• _Exercise goal_
Output the full listing below exactly as it reads, and skip anything that is a picture.

• _Listed records_
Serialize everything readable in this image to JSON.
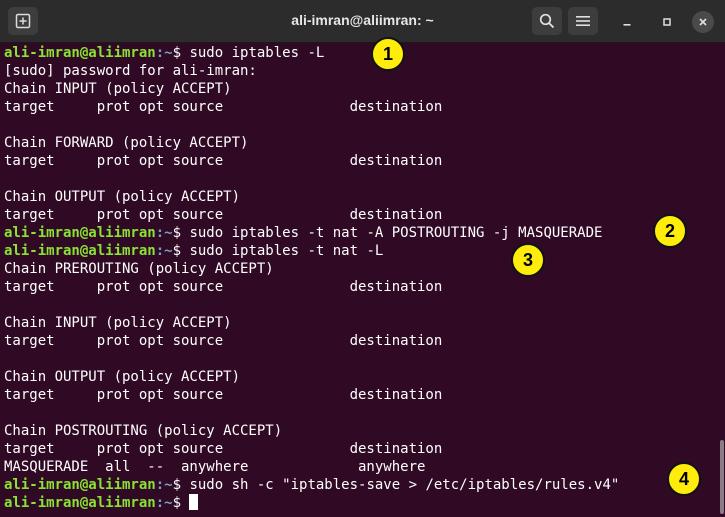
{
  "window": {
    "title": "ali-imran@aliimran: ~"
  },
  "icons": {
    "new_tab": "new-tab-icon",
    "search": "search-icon",
    "menu": "hamburger-menu-icon",
    "minimize": "minimize-icon",
    "maximize": "maximize-icon",
    "close": "close-icon"
  },
  "colors": {
    "terminal_bg": "#300a24",
    "prompt_user": "#8ae234",
    "prompt_path": "#729fcf",
    "badge": "#ffec0a"
  },
  "terminal": {
    "prompt_user": "ali-imran@aliimran",
    "prompt_path": ":~",
    "prompt_suffix": "$ ",
    "lines": [
      {
        "type": "cmd",
        "text": "sudo iptables -L"
      },
      {
        "type": "out",
        "text": "[sudo] password for ali-imran:"
      },
      {
        "type": "out",
        "text": "Chain INPUT (policy ACCEPT)"
      },
      {
        "type": "out",
        "text": "target     prot opt source               destination"
      },
      {
        "type": "out",
        "text": ""
      },
      {
        "type": "out",
        "text": "Chain FORWARD (policy ACCEPT)"
      },
      {
        "type": "out",
        "text": "target     prot opt source               destination"
      },
      {
        "type": "out",
        "text": ""
      },
      {
        "type": "out",
        "text": "Chain OUTPUT (policy ACCEPT)"
      },
      {
        "type": "out",
        "text": "target     prot opt source               destination"
      },
      {
        "type": "cmd",
        "text": "sudo iptables -t nat -A POSTROUTING -j MASQUERADE"
      },
      {
        "type": "cmd",
        "text": "sudo iptables -t nat -L"
      },
      {
        "type": "out",
        "text": "Chain PREROUTING (policy ACCEPT)"
      },
      {
        "type": "out",
        "text": "target     prot opt source               destination"
      },
      {
        "type": "out",
        "text": ""
      },
      {
        "type": "out",
        "text": "Chain INPUT (policy ACCEPT)"
      },
      {
        "type": "out",
        "text": "target     prot opt source               destination"
      },
      {
        "type": "out",
        "text": ""
      },
      {
        "type": "out",
        "text": "Chain OUTPUT (policy ACCEPT)"
      },
      {
        "type": "out",
        "text": "target     prot opt source               destination"
      },
      {
        "type": "out",
        "text": ""
      },
      {
        "type": "out",
        "text": "Chain POSTROUTING (policy ACCEPT)"
      },
      {
        "type": "out",
        "text": "target     prot opt source               destination"
      },
      {
        "type": "out",
        "text": "MASQUERADE  all  --  anywhere             anywhere"
      },
      {
        "type": "cmd",
        "text": "sudo sh -c \"iptables-save > /etc/iptables/rules.v4\""
      },
      {
        "type": "cursor",
        "text": ""
      }
    ]
  },
  "badges": [
    "1",
    "2",
    "3",
    "4"
  ]
}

• _Task answer_
Serialize everything readable in this image to JSON.
{
  "window": {
    "title": "ali-imran@aliimran: ~"
  },
  "icons": {
    "new_tab": "new-tab-icon",
    "search": "search-icon",
    "menu": "hamburger-menu-icon",
    "minimize": "minimize-icon",
    "maximize": "maximize-icon",
    "close": "close-icon"
  },
  "colors": {
    "terminal_bg": "#300a24",
    "prompt_user": "#8ae234",
    "prompt_path": "#729fcf",
    "badge": "#ffec0a"
  },
  "terminal": {
    "prompt_user": "ali-imran@aliimran",
    "prompt_path": ":~",
    "prompt_suffix": "$ ",
    "lines": [
      {
        "type": "cmd",
        "text": "sudo iptables -L"
      },
      {
        "type": "out",
        "text": "[sudo] password for ali-imran:"
      },
      {
        "type": "out",
        "text": "Chain INPUT (policy ACCEPT)"
      },
      {
        "type": "out",
        "text": "target     prot opt source               destination"
      },
      {
        "type": "out",
        "text": ""
      },
      {
        "type": "out",
        "text": "Chain FORWARD (policy ACCEPT)"
      },
      {
        "type": "out",
        "text": "target     prot opt source               destination"
      },
      {
        "type": "out",
        "text": ""
      },
      {
        "type": "out",
        "text": "Chain OUTPUT (policy ACCEPT)"
      },
      {
        "type": "out",
        "text": "target     prot opt source               destination"
      },
      {
        "type": "cmd",
        "text": "sudo iptables -t nat -A POSTROUTING -j MASQUERADE"
      },
      {
        "type": "cmd",
        "text": "sudo iptables -t nat -L"
      },
      {
        "type": "out",
        "text": "Chain PREROUTING (policy ACCEPT)"
      },
      {
        "type": "out",
        "text": "target     prot opt source               destination"
      },
      {
        "type": "out",
        "text": ""
      },
      {
        "type": "out",
        "text": "Chain INPUT (policy ACCEPT)"
      },
      {
        "type": "out",
        "text": "target     prot opt source               destination"
      },
      {
        "type": "out",
        "text": ""
      },
      {
        "type": "out",
        "text": "Chain OUTPUT (policy ACCEPT)"
      },
      {
        "type": "out",
        "text": "target     prot opt source               destination"
      },
      {
        "type": "out",
        "text": ""
      },
      {
        "type": "out",
        "text": "Chain POSTROUTING (policy ACCEPT)"
      },
      {
        "type": "out",
        "text": "target     prot opt source               destination"
      },
      {
        "type": "out",
        "text": "MASQUERADE  all  --  anywhere             anywhere"
      },
      {
        "type": "cmd",
        "text": "sudo sh -c \"iptables-save > /etc/iptables/rules.v4\""
      },
      {
        "type": "cursor",
        "text": ""
      }
    ]
  },
  "badges": [
    "1",
    "2",
    "3",
    "4"
  ]
}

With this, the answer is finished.